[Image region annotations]

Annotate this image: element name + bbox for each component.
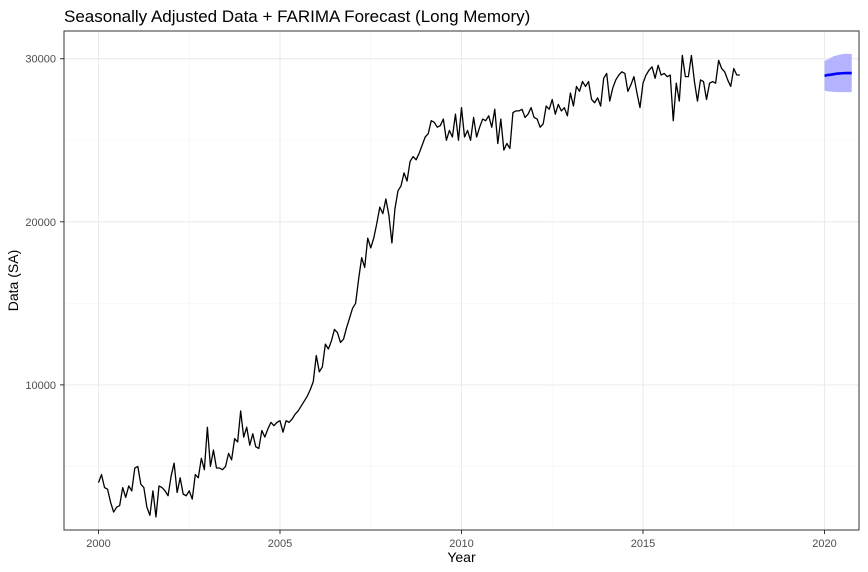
y-tick-label: 30000 [25,54,56,66]
y-tick-label: 10000 [25,380,56,392]
observed-series-line [97,54,740,518]
axes: 2000 2005 2010 2015 2020 10000 20000 30000 [25,54,836,550]
x-tick-label: 2010 [449,538,473,550]
plot-data [97,53,852,518]
x-tick-label: 2020 [812,538,836,550]
y-axis-title: Data (SA) [5,250,21,311]
x-tick-label: 2005 [268,538,292,550]
x-axis-title: Year [447,549,476,565]
chart-title: Seasonally Adjusted Data + FARIMA Foreca… [64,7,530,26]
x-tick-label: 2000 [86,538,110,550]
grid [64,31,859,530]
y-tick-label: 20000 [25,217,56,229]
x-tick-label: 2015 [631,538,655,550]
forecast-mean-line [824,71,852,78]
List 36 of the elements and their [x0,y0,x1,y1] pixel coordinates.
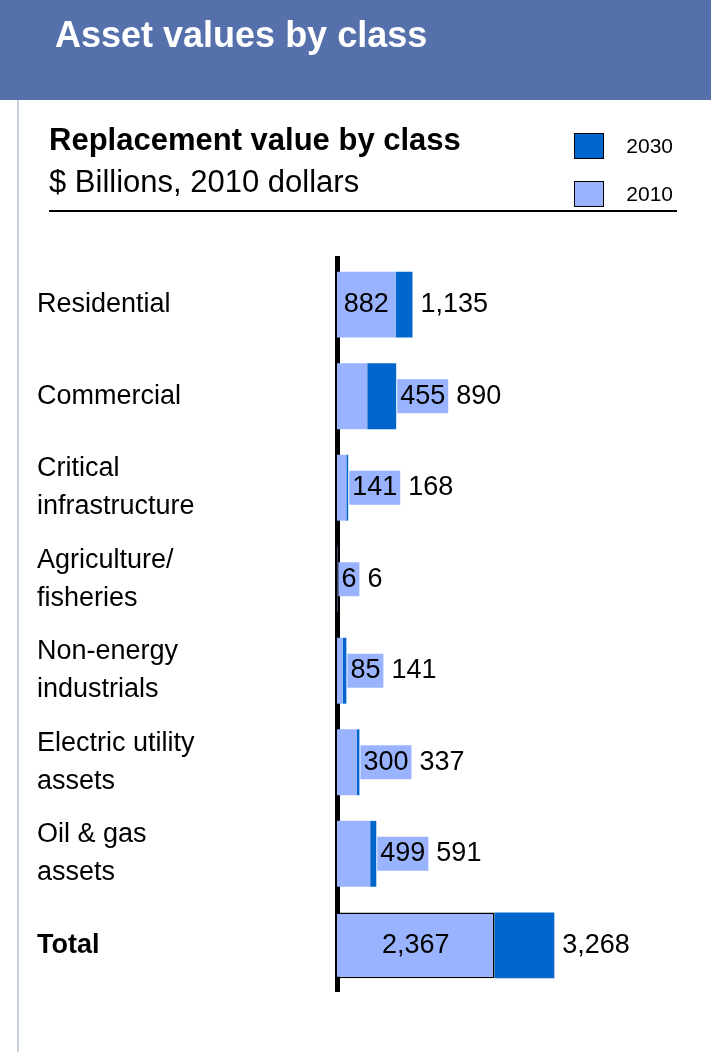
bar [337,363,368,430]
legend-label: 2030 [626,134,673,158]
data-label: 6 [367,562,383,593]
data-label: 2,367 [381,928,450,959]
y-tick-label: Non-energy industrials [37,635,179,704]
y-tick-label: Critical infrastructure [37,452,195,521]
legend-label: 2010 [626,182,673,206]
data-label: 300 [363,745,409,776]
data-label: 499 [380,837,426,868]
bar [337,820,371,887]
total-label: 168 [408,471,454,502]
total-label: 591 [436,837,482,868]
y-tick-label: Residential [37,288,171,319]
total-label: 1,135 [420,288,489,319]
chart-subtitle: Replacement value by class [49,122,461,158]
y-tick-label: Commercial [37,379,182,410]
y-tick-label: Agriculture/ fisheries [37,543,175,612]
data-label: 882 [343,288,389,319]
bar [395,271,413,338]
bar [370,820,377,887]
y-tick-label: Electric utility assets [37,726,196,795]
bar [337,729,357,796]
y-tick-label: Total [37,928,100,959]
data-label: 455 [400,379,446,410]
data-label: 85 [350,654,381,685]
data-label: 141 [352,471,398,502]
bar [494,912,555,979]
bar [337,637,343,704]
total-label: 337 [419,745,465,776]
chart-title: Asset values by class [0,0,711,100]
total-label: 6 [341,562,357,593]
x-axis-title: $ Billions, 2010 dollars [49,164,360,200]
total-label: 3,268 [562,928,630,959]
y-tick-label: Oil & gas assets [37,818,147,887]
total-label: 141 [391,654,437,685]
total-label: 890 [456,379,502,410]
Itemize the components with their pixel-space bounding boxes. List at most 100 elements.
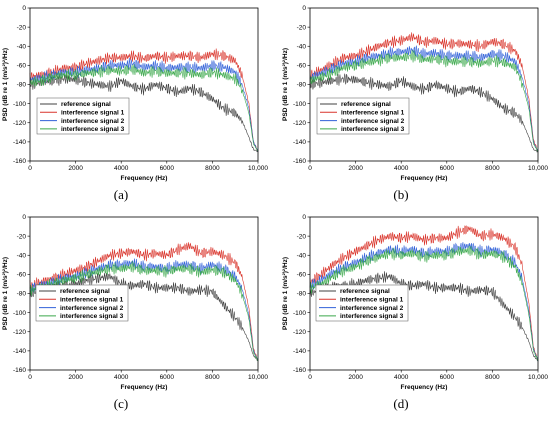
y-tick-label: -100 (13, 101, 26, 108)
legend-label-1: reference signal (340, 288, 390, 295)
y-tick-label: -60 (297, 63, 307, 70)
series-line-4 (309, 50, 539, 152)
y-axis-label: PSD (dB re 1 (m/s²)²/Hz) (282, 257, 289, 330)
y-tick-label: -20 (297, 24, 307, 31)
x-axis-label: Frequency (Hz) (401, 384, 448, 391)
y-tick-label: -60 (17, 272, 27, 279)
x-tick-label: 2000 (68, 374, 83, 381)
legend-label-1: reference signal (61, 101, 111, 108)
y-tick-label: -140 (293, 139, 306, 146)
y-tick-label: -80 (17, 82, 27, 89)
x-tick-label: 4000 (394, 165, 409, 172)
y-tick-label: -120 (293, 329, 306, 336)
series-line-2 (309, 32, 539, 151)
x-axis-label: Frequency (Hz) (121, 175, 168, 182)
x-tick-label: 10,000 (248, 165, 268, 172)
y-tick-label: -140 (13, 348, 26, 355)
legend-label-2: interference signal 1 (61, 110, 125, 117)
legend-label-3: interference signal 2 (340, 305, 404, 312)
x-tick-label: 0 (308, 165, 312, 172)
x-tick-label: 10,000 (248, 374, 268, 381)
panel-label: (c) (114, 396, 128, 411)
y-tick-label: -160 (13, 158, 26, 165)
y-tick-label: -80 (297, 82, 307, 89)
x-tick-label: 0 (308, 374, 312, 381)
y-tick-label: -140 (293, 348, 306, 355)
y-tick-label: -80 (17, 291, 27, 298)
chart-panel-4: 0 2000 4000 6000 8000 10,000 0 -20 -40 -60 -80 -100… (282, 214, 548, 411)
y-tick-label: -120 (13, 329, 26, 336)
x-tick-label: 0 (28, 374, 32, 381)
y-tick-label: -20 (297, 233, 307, 240)
y-tick-label: -80 (297, 291, 307, 298)
legend-label-4: interference signal 3 (340, 313, 404, 320)
x-tick-label: 8000 (205, 374, 220, 381)
x-tick-label: 8000 (485, 165, 500, 172)
y-tick-label: -40 (17, 43, 27, 50)
y-tick-label: 0 (302, 214, 306, 221)
x-tick-label: 10,000 (528, 165, 548, 172)
x-tick-label: 6000 (160, 374, 175, 381)
legend-label-3: interference signal 2 (60, 305, 124, 312)
y-tick-label: -140 (13, 139, 26, 146)
y-tick-label: -40 (297, 252, 307, 259)
x-tick-label: 0 (28, 165, 32, 172)
chart-panel-3: 0 2000 4000 6000 8000 10,000 0 -20 -40 -60 -80 -100… (2, 214, 268, 411)
x-tick-label: 2000 (348, 374, 363, 381)
x-axis-label: Frequency (Hz) (401, 175, 448, 182)
y-axis-label: PSD (dB re 1 (m/s²)²/Hz) (2, 48, 9, 121)
legend-label-1: reference signal (60, 288, 110, 295)
legend-label-4: interference signal 3 (341, 126, 405, 133)
y-tick-label: -40 (297, 43, 307, 50)
panel-label: (a) (114, 187, 128, 202)
series-line-4 (309, 245, 539, 361)
legend-label-2: interference signal 1 (341, 110, 405, 117)
panel-label: (b) (393, 187, 408, 202)
x-tick-label: 4000 (114, 165, 129, 172)
plot-frame (29, 7, 259, 162)
x-tick-label: 6000 (440, 374, 455, 381)
legend-label-2: interference signal 1 (60, 297, 124, 304)
y-tick-label: -20 (17, 24, 27, 31)
y-tick-label: -40 (17, 252, 27, 259)
y-tick-label: -60 (17, 63, 27, 70)
x-axis-label: Frequency (Hz) (121, 384, 168, 391)
legend-label-2: interference signal 1 (340, 297, 404, 304)
y-tick-label: -160 (293, 158, 306, 165)
series-line-2 (309, 225, 539, 361)
series-line-2 (29, 48, 259, 152)
legend-label-3: interference signal 2 (341, 118, 405, 125)
legend-label-3: interference signal 2 (61, 118, 125, 125)
x-tick-label: 6000 (160, 165, 175, 172)
series-line-2 (29, 242, 259, 361)
series-line-4 (29, 260, 259, 361)
plot-frame (309, 7, 539, 162)
y-tick-label: 0 (22, 214, 26, 221)
legend-box (36, 97, 130, 135)
x-tick-label: 2000 (348, 165, 363, 172)
x-tick-label: 8000 (205, 165, 220, 172)
series-line-1 (309, 73, 539, 153)
y-axis-label: PSD (dB re 1 (m/s²)²/Hz) (282, 48, 289, 121)
y-tick-label: -20 (17, 233, 27, 240)
panel-label: (d) (393, 396, 408, 411)
x-tick-label: 6000 (440, 165, 455, 172)
chart-panel-1: 0 2000 4000 6000 8000 10,000 0 -20 -40 -60 -80 -100… (2, 5, 268, 202)
y-tick-label: -120 (13, 120, 26, 127)
y-tick-label: -120 (293, 120, 306, 127)
y-tick-label: -160 (293, 367, 306, 374)
y-tick-label: 0 (22, 5, 26, 12)
y-tick-label: -100 (13, 310, 26, 317)
y-tick-label: 0 (302, 5, 306, 12)
x-tick-label: 4000 (114, 374, 129, 381)
legend-label-1: reference signal (341, 101, 391, 108)
x-tick-label: 2000 (68, 165, 83, 172)
y-tick-label: -160 (13, 367, 26, 374)
y-axis-label: PSD (dB re 1 (m/s²)²/Hz) (2, 257, 9, 330)
legend-label-4: interference signal 3 (61, 126, 125, 133)
y-tick-label: -100 (293, 310, 306, 317)
x-tick-label: 4000 (394, 374, 409, 381)
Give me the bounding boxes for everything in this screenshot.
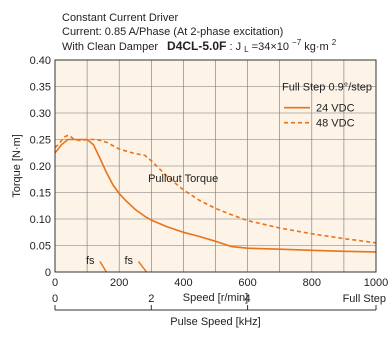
inertia-label: : J <box>229 41 241 53</box>
pulse-speed-tick-label: Full Step <box>343 293 386 305</box>
y-tick-label: 0.40 <box>30 55 51 67</box>
pullout-torque-annotation: Pullout Torque <box>148 173 218 185</box>
y-tick-label: 0.30 <box>30 108 51 120</box>
header-line-2: Current: 0.85 A/Phase (At 2-phase excita… <box>62 26 283 38</box>
y-tick-label: 0.10 <box>30 214 51 226</box>
x-tick-label: 800 <box>303 277 321 289</box>
pulse-speed-tick-label: 0 <box>52 293 58 305</box>
x-tick-label: 600 <box>238 277 256 289</box>
y-tick-label: 0.15 <box>30 188 51 200</box>
y-tick-label: 0 <box>45 267 51 279</box>
pulse-speed-axis-label: Pulse Speed [kHz] <box>170 316 261 328</box>
y-axis-label: Torque [N·m] <box>11 134 23 198</box>
fs-marker-label: fs <box>86 255 95 267</box>
x-tick-label: 1000 <box>364 277 388 289</box>
pulse-speed-tick-label: 4 <box>245 293 251 305</box>
header-line-3-prefix: With Clean Damper <box>62 41 158 53</box>
x-tick-labels: 0 200 400 600 800 1000 <box>52 277 388 289</box>
pulse-speed-tick-label: 2 <box>148 293 154 305</box>
inertia-value: =34×10 <box>252 41 289 53</box>
y-tick-labels: 0 0.05 0.10 0.15 0.20 0.25 0.30 0.35 0.40 <box>30 55 51 279</box>
y-tick-label: 0.05 <box>30 241 51 253</box>
x-axis-label: Speed [r/min] <box>183 292 248 304</box>
y-tick-label: 0.20 <box>30 161 51 173</box>
model-name: D4CL-5.0F <box>167 39 226 53</box>
header-line-1: Constant Current Driver <box>62 12 178 24</box>
inertia-unit-exp: 2 <box>332 38 337 47</box>
inertia-unit: kg·m <box>304 41 328 53</box>
legend-label: 48 VDC <box>316 118 355 130</box>
y-tick-label: 0.25 <box>30 135 51 147</box>
x-tick-label: 0 <box>52 277 58 289</box>
header-line-3: With Clean Damper D4CL-5.0F : J L =34×10… <box>62 36 337 55</box>
inertia-sub: L <box>244 45 249 54</box>
x-tick-label: 400 <box>174 277 192 289</box>
inertia-exp: −7 <box>292 38 302 47</box>
y-tick-label: 0.35 <box>30 82 51 94</box>
fs-marker-label: fs <box>124 255 133 267</box>
x-tick-label: 200 <box>110 277 128 289</box>
legend-label: 24 VDC <box>316 103 355 115</box>
legend-title: Full Step 0.9°/step <box>282 82 372 94</box>
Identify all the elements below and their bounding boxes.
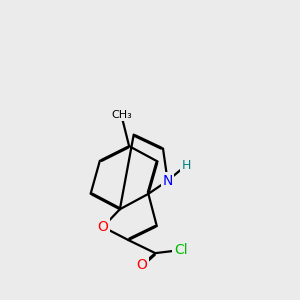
Text: CH₃: CH₃	[111, 110, 132, 120]
Text: O: O	[136, 259, 147, 272]
Text: N: N	[162, 174, 173, 188]
Text: O: O	[98, 220, 108, 234]
Text: Cl: Cl	[174, 243, 188, 257]
Text: H: H	[182, 159, 191, 172]
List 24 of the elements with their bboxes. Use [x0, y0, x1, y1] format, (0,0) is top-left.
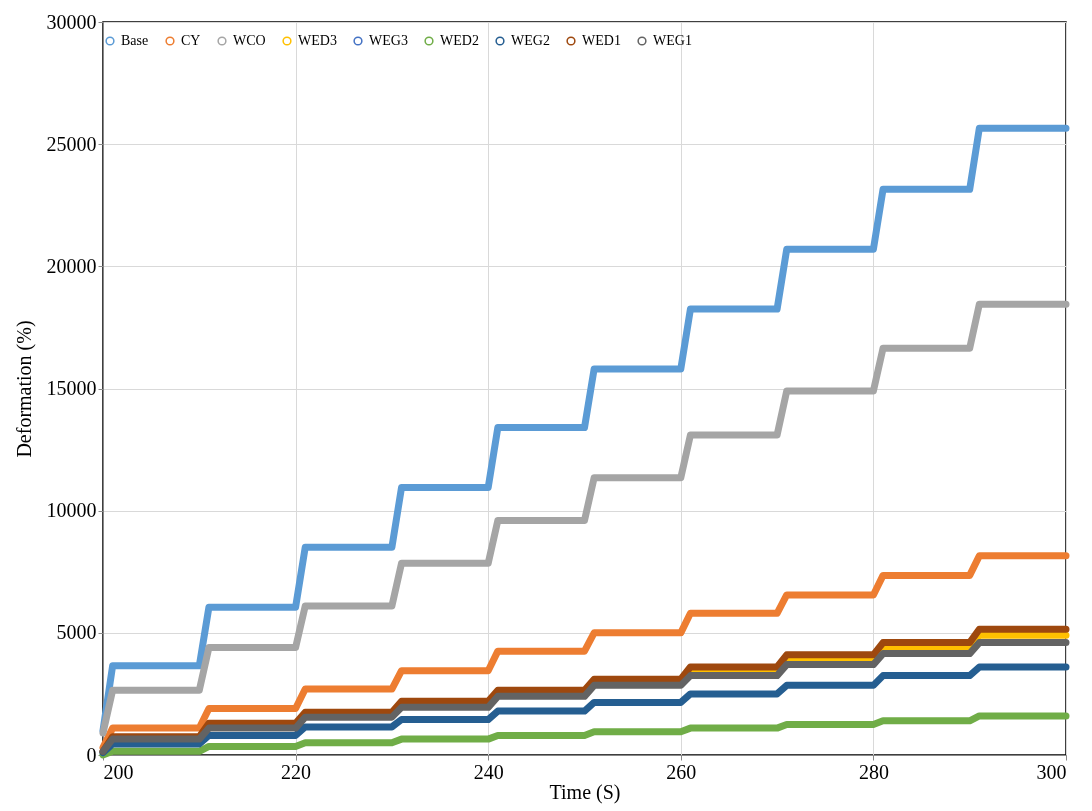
y-tick-label: 15000 [46, 377, 97, 399]
y-tick-label: 30000 [46, 10, 97, 33]
x-axis-title: Time (S) [549, 780, 621, 804]
legend-label: WEG1 [653, 33, 692, 48]
legend-label: Base [121, 33, 149, 48]
y-tick-label: 10000 [46, 499, 97, 522]
x-tick-label: 240 [473, 760, 504, 783]
y-tick-label: 20000 [46, 254, 97, 277]
x-tick-label: 220 [281, 760, 312, 783]
x-tick-label: 300 [1036, 760, 1067, 783]
legend-label: WCO [233, 33, 266, 48]
legend-label: WEG3 [369, 33, 408, 48]
legend-label: WED1 [582, 33, 621, 48]
y-tick-label: 25000 [46, 132, 97, 155]
y-tick-label: 0 [86, 743, 97, 766]
legend-label: WED3 [298, 33, 337, 48]
legend-label: CY [181, 33, 201, 48]
x-tick-label: 260 [666, 760, 697, 783]
y-axis-title: Deformation (%) [12, 320, 36, 458]
y-tick-label: 5000 [56, 621, 97, 644]
x-tick-label: 200 [103, 760, 134, 783]
legend-label: WED2 [440, 33, 479, 48]
x-tick-label: 280 [858, 760, 889, 783]
legend-label: WEG2 [511, 33, 550, 48]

▶ **What to do**: Gather every line in the entries above that contains the string "class", and copy each one out. Uppercase and lowercase letters count as different.

▶ **Answer to the problem**:
chart-subtitle: Replacement value by class [49,122,461,158]
chart-title: Asset values by class [0,0,711,100]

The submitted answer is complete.